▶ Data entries
..............................
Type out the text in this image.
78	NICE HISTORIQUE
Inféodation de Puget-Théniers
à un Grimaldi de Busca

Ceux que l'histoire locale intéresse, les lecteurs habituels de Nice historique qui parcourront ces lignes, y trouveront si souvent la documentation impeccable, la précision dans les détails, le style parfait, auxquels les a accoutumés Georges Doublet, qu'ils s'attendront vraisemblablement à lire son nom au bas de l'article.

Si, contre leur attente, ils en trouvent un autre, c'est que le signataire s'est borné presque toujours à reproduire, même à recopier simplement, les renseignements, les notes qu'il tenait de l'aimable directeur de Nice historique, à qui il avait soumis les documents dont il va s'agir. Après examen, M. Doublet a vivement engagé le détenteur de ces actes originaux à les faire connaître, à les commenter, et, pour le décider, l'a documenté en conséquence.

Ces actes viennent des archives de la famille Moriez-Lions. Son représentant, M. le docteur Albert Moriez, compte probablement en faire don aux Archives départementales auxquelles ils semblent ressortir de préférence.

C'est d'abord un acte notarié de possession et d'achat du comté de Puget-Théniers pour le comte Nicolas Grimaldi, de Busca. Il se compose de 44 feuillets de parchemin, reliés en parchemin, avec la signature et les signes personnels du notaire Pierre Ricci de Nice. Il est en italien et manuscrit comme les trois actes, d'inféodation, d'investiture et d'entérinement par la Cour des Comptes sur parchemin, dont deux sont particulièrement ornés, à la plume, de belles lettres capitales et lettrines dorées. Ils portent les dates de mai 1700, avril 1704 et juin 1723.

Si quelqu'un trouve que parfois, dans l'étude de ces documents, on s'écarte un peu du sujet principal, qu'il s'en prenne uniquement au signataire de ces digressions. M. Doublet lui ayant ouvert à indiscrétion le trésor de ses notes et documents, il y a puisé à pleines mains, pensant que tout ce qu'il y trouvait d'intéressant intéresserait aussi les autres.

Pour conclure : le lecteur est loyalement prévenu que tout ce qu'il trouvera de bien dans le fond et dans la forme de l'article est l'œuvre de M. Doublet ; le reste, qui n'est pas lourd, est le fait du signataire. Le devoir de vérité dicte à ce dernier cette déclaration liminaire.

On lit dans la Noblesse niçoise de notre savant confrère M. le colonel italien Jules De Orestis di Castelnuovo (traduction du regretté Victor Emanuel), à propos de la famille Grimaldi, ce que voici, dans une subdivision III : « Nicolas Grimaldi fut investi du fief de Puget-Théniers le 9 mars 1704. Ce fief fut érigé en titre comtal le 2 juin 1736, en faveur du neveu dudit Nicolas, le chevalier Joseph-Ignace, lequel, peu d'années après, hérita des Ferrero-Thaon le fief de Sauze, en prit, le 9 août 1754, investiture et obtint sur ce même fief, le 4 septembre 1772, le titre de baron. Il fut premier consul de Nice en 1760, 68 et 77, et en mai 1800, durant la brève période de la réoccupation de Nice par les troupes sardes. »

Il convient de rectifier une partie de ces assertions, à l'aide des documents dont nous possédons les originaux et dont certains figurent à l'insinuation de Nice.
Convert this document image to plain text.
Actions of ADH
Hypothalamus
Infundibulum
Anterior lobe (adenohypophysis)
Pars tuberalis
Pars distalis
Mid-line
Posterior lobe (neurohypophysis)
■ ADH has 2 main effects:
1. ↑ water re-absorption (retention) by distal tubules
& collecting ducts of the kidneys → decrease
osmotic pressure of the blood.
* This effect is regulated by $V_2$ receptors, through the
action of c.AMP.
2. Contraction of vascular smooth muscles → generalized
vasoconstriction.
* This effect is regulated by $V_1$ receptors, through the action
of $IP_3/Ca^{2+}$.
..............................
▶ What this task involves
Give the count of lines holding the word "regulated" and nothing more.

▶ Answer to the exercise
2